Write out the records that appear below, verbatim and complete, but without pictures.

##### RECORDED INFORMATION #####

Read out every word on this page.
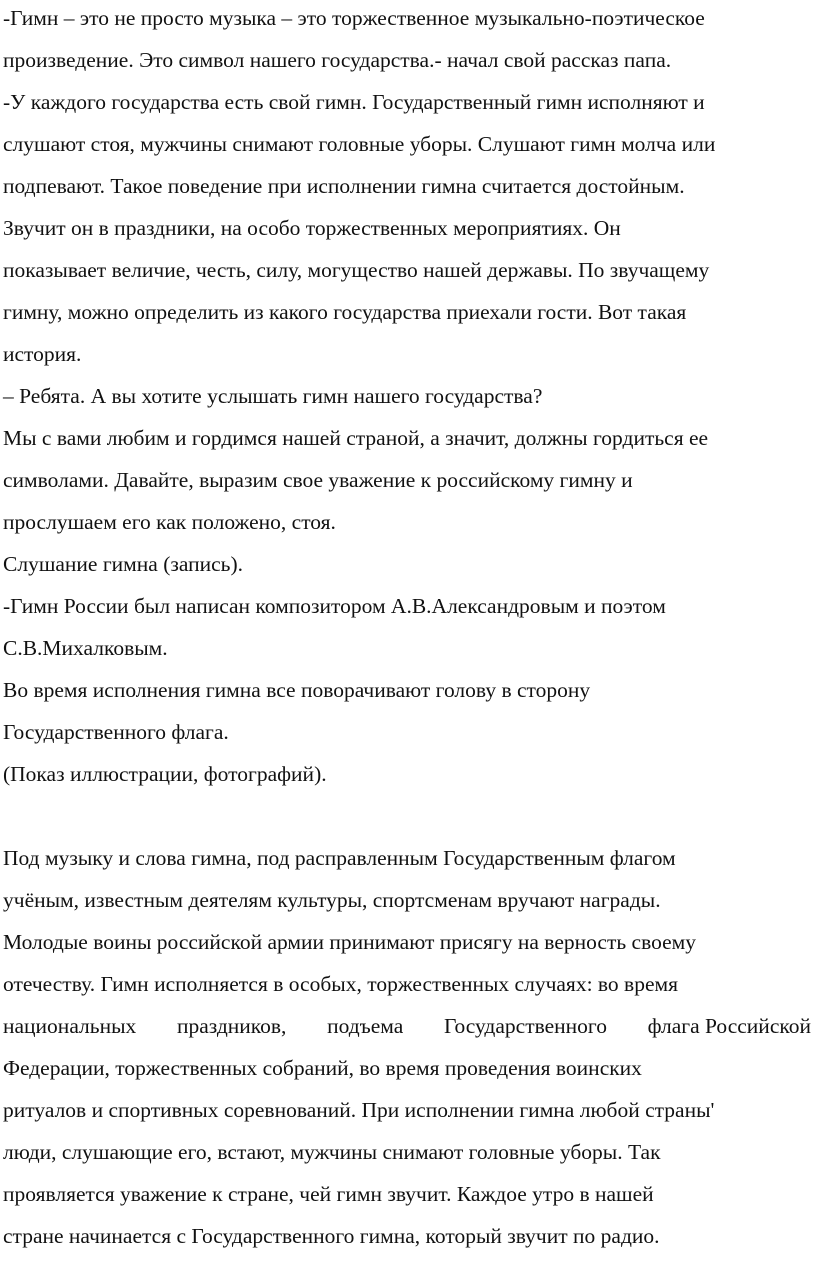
-Гимн – это не просто музыка – это торжественное музыкально-поэтическое
произведение. Это символ нашего государства.- начал свой рассказ папа.
-У каждого государства есть свой гимн. Государственный гимн исполняют и
слушают стоя, мужчины снимают головные уборы. Слушают гимн молча или
подпевают. Такое поведение при исполнении гимна считается достойным.
Звучит он в праздники, на особо торжественных мероприятиях. Он
показывает величие, честь, силу, могущество нашей державы. По звучащему
гимну, можно определить из какого государства приехали гости. Вот такая
история.
– Ребята. А вы хотите услышать гимн нашего государства?
Мы с вами любим и гордимся нашей страной, а значит, должны гордиться ее
символами. Давайте, выразим свое уважение к российскому гимну и
прослушаем его как положено, стоя.
Слушание гимна (запись).
-Гимн России был написан композитором А.В.Александровым и поэтом
С.В.Михалковым.
Во время исполнения гимна все поворачивают голову в сторону
Государственного флага.
(Показ иллюстрации, фотографий).
Под музыку и слова гимна, под расправленным Государственным флагом
учёным, известным деятелям культуры, спортсменам вручают награды.
Молодые воины российской армии принимают присягу на верность своему
отечеству. Гимн исполняется в особых, торжественных случаях: во время
национальных праздников, подъема Государственного флага Российской
Федерации, торжественных собраний, во время проведения воинских
ритуалов и спортивных соревнований. При исполнении гимна любой страны'
люди, слушающие его, встают, мужчины снимают головные уборы. Так
проявляется уважение к стране, чей гимн звучит. Каждое утро в нашей
стране начинается с Государственного гимна, который звучит по радио.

#####

*TASK RESULT*
Read out every word on this page.
-Гимн – это не просто музыка – это торжественное музыкально-поэтическое
произведение. Это символ нашего государства.- начал свой рассказ папа.
-У каждого государства есть свой гимн. Государственный гимн исполняют и
слушают стоя, мужчины снимают головные уборы. Слушают гимн молча или
подпевают. Такое поведение при исполнении гимна считается достойным.
Звучит он в праздники, на особо торжественных мероприятиях. Он
показывает величие, честь, силу, могущество нашей державы. По звучащему
гимну, можно определить из какого государства приехали гости. Вот такая
история.
– Ребята. А вы хотите услышать гимн нашего государства?
Мы с вами любим и гордимся нашей страной, а значит, должны гордиться ее
символами. Давайте, выразим свое уважение к российскому гимну и
прослушаем его как положено, стоя.
Слушание гимна (запись).
-Гимн России был написан композитором А.В.Александровым и поэтом
С.В.Михалковым.
Во время исполнения гимна все поворачивают голову в сторону
Государственного флага.
(Показ иллюстрации, фотографий).
Под музыку и слова гимна, под расправленным Государственным флагом
учёным, известным деятелям культуры, спортсменам вручают награды.
Молодые воины российской армии принимают присягу на верность своему
отечеству. Гимн исполняется в особых, торжественных случаях: во время
национальных праздников, подъема Государственного флага Российской
Федерации, торжественных собраний, во время проведения воинских
ритуалов и спортивных соревнований. При исполнении гимна любой страны'
люди, слушающие его, встают, мужчины снимают головные уборы. Так
проявляется уважение к стране, чей гимн звучит. Каждое утро в нашей
стране начинается с Государственного гимна, который звучит по радио.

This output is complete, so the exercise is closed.